## The request:
Report how many lines of these entries hold the string "улица"; reply with the number alone.

:: Records supplied ::

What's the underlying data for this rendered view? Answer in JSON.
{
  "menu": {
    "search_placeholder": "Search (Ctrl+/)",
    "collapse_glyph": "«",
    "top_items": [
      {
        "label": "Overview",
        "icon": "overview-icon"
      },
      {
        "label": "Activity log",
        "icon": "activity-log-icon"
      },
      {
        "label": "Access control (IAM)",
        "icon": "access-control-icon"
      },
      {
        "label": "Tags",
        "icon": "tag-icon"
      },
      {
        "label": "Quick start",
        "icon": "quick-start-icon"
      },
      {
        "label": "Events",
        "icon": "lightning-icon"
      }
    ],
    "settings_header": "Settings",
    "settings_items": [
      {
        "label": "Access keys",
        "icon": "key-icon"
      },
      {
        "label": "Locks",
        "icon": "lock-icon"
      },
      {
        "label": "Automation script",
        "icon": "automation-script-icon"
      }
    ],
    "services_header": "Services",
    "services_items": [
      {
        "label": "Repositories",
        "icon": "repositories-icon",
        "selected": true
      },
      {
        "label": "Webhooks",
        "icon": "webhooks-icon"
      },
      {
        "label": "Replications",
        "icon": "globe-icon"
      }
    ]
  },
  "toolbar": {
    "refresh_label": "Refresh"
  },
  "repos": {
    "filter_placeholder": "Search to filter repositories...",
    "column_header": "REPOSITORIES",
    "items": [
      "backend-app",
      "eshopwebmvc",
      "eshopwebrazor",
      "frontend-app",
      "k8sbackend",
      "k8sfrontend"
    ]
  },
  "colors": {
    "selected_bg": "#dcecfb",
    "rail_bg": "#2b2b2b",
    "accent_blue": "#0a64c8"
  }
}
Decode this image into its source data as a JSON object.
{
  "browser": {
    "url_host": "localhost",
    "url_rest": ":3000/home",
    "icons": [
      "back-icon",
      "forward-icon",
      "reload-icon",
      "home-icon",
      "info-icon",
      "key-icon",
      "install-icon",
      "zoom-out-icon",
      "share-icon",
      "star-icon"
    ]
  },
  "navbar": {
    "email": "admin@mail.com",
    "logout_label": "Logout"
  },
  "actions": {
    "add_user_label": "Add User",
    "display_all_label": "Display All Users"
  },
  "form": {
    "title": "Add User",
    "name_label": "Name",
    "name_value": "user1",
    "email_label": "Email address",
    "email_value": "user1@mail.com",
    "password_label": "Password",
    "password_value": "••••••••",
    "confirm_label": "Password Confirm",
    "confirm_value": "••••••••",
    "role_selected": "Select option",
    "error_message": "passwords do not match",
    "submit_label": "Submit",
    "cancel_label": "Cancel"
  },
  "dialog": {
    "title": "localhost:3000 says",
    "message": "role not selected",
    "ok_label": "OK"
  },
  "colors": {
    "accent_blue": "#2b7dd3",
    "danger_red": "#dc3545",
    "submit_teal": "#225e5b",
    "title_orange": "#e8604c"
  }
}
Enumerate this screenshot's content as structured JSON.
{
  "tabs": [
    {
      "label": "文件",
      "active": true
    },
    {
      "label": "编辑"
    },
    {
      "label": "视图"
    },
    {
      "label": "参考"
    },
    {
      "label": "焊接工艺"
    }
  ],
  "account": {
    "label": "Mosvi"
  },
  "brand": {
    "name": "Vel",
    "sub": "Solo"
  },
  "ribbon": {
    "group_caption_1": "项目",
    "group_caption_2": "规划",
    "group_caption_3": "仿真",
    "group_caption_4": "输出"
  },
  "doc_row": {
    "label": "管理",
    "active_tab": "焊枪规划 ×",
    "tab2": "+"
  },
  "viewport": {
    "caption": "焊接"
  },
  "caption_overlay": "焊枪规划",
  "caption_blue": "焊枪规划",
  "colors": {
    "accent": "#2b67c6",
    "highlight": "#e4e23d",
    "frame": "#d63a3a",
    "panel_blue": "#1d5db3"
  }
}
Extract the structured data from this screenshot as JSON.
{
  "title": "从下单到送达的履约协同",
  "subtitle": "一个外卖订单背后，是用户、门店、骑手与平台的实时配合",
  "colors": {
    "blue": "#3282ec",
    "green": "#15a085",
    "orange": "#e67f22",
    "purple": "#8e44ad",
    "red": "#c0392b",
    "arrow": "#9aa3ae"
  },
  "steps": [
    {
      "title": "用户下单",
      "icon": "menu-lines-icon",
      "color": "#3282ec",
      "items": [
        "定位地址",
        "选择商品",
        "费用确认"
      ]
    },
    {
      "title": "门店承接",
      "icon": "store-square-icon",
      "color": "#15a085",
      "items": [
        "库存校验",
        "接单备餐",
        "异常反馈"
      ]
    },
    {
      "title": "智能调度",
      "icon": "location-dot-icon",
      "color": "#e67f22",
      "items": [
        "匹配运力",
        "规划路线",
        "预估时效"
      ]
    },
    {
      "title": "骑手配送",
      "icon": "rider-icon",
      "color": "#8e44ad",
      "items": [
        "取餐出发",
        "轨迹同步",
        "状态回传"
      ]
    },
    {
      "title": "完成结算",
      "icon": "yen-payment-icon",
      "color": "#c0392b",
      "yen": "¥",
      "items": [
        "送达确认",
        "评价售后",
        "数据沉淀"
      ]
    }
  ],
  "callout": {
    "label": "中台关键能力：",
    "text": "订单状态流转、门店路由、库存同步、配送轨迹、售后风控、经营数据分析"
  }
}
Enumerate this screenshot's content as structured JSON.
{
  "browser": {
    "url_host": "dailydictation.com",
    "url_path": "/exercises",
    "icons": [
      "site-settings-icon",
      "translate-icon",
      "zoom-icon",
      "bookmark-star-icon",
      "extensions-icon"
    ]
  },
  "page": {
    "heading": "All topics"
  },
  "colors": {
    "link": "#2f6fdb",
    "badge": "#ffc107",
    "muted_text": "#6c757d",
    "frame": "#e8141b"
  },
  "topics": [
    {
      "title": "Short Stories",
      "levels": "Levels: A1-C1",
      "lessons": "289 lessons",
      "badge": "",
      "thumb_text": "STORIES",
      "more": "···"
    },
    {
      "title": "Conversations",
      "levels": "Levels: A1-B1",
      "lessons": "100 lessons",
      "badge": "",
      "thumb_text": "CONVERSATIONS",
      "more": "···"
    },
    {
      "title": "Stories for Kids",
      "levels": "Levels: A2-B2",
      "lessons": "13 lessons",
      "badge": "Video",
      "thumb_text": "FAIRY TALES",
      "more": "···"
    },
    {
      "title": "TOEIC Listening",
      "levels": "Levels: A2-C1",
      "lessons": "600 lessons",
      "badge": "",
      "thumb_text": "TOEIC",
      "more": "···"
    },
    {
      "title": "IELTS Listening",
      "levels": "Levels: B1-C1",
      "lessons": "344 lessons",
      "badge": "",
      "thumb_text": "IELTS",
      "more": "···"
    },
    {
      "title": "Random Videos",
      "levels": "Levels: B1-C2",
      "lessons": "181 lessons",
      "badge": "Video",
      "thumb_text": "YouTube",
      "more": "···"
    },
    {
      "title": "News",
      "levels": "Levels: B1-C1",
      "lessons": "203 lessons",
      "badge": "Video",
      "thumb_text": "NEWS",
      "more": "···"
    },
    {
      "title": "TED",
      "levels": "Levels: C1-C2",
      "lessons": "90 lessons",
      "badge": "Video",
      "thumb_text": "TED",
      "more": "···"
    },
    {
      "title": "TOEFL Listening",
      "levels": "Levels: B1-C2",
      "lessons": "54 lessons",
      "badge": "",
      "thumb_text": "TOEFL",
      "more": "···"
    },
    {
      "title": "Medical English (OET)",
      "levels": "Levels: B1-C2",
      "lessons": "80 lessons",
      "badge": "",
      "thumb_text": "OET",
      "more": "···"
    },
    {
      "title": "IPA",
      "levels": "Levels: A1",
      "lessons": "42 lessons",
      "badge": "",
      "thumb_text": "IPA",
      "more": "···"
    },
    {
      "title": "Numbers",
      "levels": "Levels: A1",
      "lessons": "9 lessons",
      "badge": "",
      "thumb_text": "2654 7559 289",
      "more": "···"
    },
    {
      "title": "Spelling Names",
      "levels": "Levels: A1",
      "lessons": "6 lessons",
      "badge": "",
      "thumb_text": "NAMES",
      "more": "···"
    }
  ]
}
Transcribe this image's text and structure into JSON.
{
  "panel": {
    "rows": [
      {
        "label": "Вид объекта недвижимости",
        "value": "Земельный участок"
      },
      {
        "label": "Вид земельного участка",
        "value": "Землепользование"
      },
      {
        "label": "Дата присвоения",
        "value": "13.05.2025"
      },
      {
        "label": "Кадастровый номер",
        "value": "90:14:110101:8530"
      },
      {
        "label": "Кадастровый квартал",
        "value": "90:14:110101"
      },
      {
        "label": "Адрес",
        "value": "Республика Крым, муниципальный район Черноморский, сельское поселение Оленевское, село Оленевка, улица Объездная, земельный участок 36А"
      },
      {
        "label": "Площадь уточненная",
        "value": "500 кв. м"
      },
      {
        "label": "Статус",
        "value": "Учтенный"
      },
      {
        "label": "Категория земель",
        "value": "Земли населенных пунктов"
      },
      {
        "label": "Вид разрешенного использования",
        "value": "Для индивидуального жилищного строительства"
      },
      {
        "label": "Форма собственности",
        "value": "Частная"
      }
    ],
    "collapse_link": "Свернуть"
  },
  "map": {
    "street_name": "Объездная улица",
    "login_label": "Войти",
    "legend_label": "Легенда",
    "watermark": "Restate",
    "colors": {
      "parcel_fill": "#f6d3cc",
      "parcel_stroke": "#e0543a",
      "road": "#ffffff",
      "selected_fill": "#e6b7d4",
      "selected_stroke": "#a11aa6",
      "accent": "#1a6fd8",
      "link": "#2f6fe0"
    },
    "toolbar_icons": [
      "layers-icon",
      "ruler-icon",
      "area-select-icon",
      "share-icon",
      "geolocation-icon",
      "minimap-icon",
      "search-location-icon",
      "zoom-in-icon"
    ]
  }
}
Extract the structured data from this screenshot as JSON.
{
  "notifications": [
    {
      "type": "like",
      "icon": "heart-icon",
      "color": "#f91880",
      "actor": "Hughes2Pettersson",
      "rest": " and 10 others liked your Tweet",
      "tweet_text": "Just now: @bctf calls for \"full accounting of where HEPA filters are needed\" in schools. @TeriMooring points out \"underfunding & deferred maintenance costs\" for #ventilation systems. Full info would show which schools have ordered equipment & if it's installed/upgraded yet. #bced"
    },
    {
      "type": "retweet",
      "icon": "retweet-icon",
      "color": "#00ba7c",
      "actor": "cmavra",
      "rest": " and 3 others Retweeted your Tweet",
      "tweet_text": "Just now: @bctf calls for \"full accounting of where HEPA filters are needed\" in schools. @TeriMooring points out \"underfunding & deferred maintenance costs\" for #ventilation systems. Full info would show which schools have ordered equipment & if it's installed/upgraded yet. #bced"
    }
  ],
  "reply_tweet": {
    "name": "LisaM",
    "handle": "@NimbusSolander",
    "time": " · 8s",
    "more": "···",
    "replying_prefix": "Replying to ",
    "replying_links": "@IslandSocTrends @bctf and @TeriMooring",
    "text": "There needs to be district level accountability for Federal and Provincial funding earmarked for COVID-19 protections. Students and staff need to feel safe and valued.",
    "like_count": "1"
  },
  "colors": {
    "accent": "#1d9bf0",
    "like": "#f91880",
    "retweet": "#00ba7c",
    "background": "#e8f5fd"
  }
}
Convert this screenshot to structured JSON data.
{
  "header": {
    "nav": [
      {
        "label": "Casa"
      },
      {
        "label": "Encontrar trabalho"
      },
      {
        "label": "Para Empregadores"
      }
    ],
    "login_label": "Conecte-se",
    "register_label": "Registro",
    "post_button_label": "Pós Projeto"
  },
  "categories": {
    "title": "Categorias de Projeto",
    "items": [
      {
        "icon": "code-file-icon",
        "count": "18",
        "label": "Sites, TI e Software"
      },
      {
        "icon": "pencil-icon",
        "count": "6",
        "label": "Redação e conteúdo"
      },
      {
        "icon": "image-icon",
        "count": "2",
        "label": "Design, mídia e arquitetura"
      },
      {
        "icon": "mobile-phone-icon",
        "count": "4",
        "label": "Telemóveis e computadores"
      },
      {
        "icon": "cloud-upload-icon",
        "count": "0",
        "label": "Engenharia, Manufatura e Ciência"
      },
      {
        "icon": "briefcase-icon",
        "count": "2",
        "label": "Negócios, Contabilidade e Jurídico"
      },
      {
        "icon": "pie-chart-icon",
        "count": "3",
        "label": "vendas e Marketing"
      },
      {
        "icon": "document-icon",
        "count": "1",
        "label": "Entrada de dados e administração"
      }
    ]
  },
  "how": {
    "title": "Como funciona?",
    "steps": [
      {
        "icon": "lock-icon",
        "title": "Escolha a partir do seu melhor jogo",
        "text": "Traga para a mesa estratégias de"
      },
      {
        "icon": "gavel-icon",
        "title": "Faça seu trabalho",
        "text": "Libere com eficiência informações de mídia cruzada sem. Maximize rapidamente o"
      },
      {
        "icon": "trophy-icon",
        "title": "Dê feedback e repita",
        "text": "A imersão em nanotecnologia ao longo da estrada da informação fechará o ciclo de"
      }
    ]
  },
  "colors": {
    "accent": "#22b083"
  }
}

:::

## Solution:
2